• **WRITTEN EXERCISE**
From the records below, extract all the text exactly and leave the images behind.

(Extracted data entries)

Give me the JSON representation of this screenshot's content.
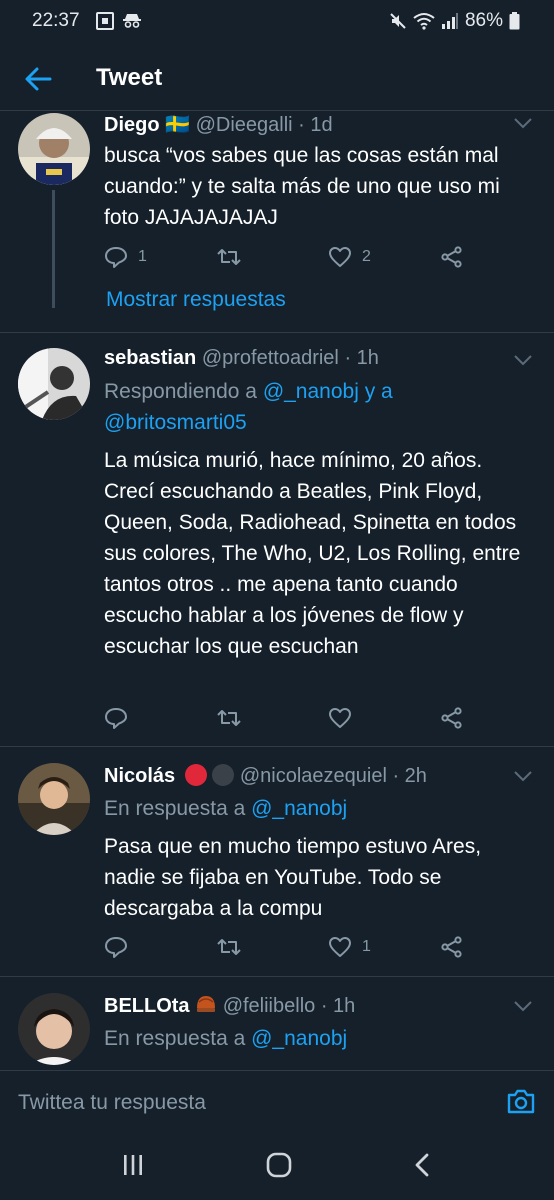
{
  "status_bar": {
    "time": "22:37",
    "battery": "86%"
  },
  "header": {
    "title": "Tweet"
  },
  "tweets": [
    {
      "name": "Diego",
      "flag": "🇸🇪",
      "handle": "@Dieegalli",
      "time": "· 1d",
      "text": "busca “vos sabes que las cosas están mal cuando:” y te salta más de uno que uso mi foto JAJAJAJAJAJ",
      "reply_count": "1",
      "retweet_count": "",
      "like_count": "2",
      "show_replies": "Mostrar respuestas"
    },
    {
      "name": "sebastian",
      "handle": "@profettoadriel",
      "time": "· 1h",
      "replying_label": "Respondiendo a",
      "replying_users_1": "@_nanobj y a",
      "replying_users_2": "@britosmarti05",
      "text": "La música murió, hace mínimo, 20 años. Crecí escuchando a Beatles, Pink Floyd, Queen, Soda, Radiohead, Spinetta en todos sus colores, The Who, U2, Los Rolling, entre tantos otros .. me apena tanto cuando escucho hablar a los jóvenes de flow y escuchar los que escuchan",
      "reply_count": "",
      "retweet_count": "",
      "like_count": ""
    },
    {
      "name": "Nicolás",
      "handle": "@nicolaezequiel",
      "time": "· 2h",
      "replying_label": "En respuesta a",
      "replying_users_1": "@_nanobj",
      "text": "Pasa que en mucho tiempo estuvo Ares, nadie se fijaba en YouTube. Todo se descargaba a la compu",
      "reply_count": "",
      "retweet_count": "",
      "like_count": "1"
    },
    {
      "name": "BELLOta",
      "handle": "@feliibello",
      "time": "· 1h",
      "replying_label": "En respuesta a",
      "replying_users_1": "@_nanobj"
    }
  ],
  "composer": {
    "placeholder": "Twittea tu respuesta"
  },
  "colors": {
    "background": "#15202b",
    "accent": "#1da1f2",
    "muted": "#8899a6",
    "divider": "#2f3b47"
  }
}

• **ANSWER**
Give me the JSON representation of this screenshot's content.
{
  "status_bar": {
    "time": "22:37",
    "battery": "86%"
  },
  "header": {
    "title": "Tweet"
  },
  "tweets": [
    {
      "name": "Diego",
      "flag": "🇸🇪",
      "handle": "@Dieegalli",
      "time": "· 1d",
      "text": "busca “vos sabes que las cosas están mal cuando:” y te salta más de uno que uso mi foto JAJAJAJAJAJ",
      "reply_count": "1",
      "retweet_count": "",
      "like_count": "2",
      "show_replies": "Mostrar respuestas"
    },
    {
      "name": "sebastian",
      "handle": "@profettoadriel",
      "time": "· 1h",
      "replying_label": "Respondiendo a",
      "replying_users_1": "@_nanobj y a",
      "replying_users_2": "@britosmarti05",
      "text": "La música murió, hace mínimo, 20 años. Crecí escuchando a Beatles, Pink Floyd, Queen, Soda, Radiohead, Spinetta en todos sus colores, The Who, U2, Los Rolling, entre tantos otros .. me apena tanto cuando escucho hablar a los jóvenes de flow y escuchar los que escuchan",
      "reply_count": "",
      "retweet_count": "",
      "like_count": ""
    },
    {
      "name": "Nicolás",
      "handle": "@nicolaezequiel",
      "time": "· 2h",
      "replying_label": "En respuesta a",
      "replying_users_1": "@_nanobj",
      "text": "Pasa que en mucho tiempo estuvo Ares, nadie se fijaba en YouTube. Todo se descargaba a la compu",
      "reply_count": "",
      "retweet_count": "",
      "like_count": "1"
    },
    {
      "name": "BELLOta",
      "handle": "@feliibello",
      "time": "· 1h",
      "replying_label": "En respuesta a",
      "replying_users_1": "@_nanobj"
    }
  ],
  "composer": {
    "placeholder": "Twittea tu respuesta"
  },
  "colors": {
    "background": "#15202b",
    "accent": "#1da1f2",
    "muted": "#8899a6",
    "divider": "#2f3b47"
  }
}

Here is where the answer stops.